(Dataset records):
BEGIN
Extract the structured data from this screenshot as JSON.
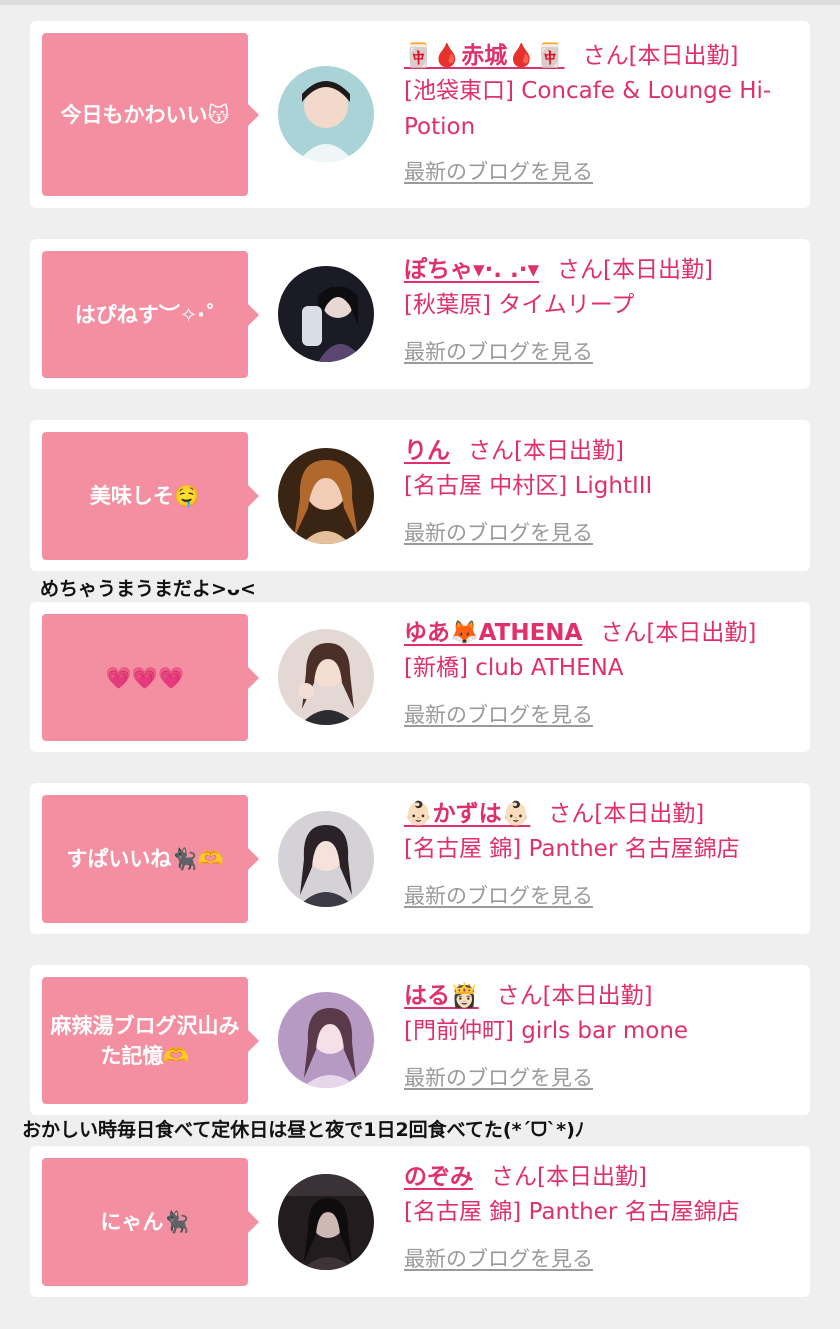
{
  "suffix_san": "さん",
  "duty_status": "[本日出勤]",
  "blog_link_label": "最新のブログを見る",
  "cards": [
    {
      "comment": "今日もかわいい😽",
      "name": "🀄🩸赤城🩸🀄",
      "shop": "[池袋東口] Concafe & Lounge Hi-Potion"
    },
    {
      "comment": "はぴねす︶✧‧˚",
      "name": "ぽちゃ▾·. .·▾",
      "shop": "[秋葉原] タイムリープ"
    },
    {
      "comment": "美味しそ🤤",
      "name": "りん",
      "shop": "[名古屋 中村区] LightIII"
    },
    {
      "comment": "💗💗💗",
      "name": "ゆあ🦊ATHENA",
      "shop": "[新橋] club ATHENA"
    },
    {
      "comment": "すぱいいね🐈‍⬛🫶",
      "name": "👶🏻かずは👶🏻",
      "shop": "[名古屋 錦] Panther 名古屋錦店"
    },
    {
      "comment": "麻辣湯ブログ沢山みた記憶🫶",
      "name": "はる👸🏻",
      "shop": "[門前仲町] girls bar mone"
    },
    {
      "comment": "にゃん🐈‍⬛",
      "name": "のぞみ",
      "shop": "[名古屋 錦] Panther 名古屋錦店"
    }
  ],
  "captions": [
    "めちゃうまうまだよ>ᴗ<",
    "おかしい時毎日食べて定休日は昼と夜で1日2回食べてた(*´ᗜ`*)ﾉ"
  ],
  "avatar_colors": [
    "#a9d3d6",
    "#1a1b24",
    "#6b3a1c",
    "#d9c8c3",
    "#c8c8cc",
    "#9a76a4",
    "#2a2426"
  ]
}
END
(Objective):
Look back over the material above and state how many lines hold the word "shop". Write the number and nothing else.

(Reply):
7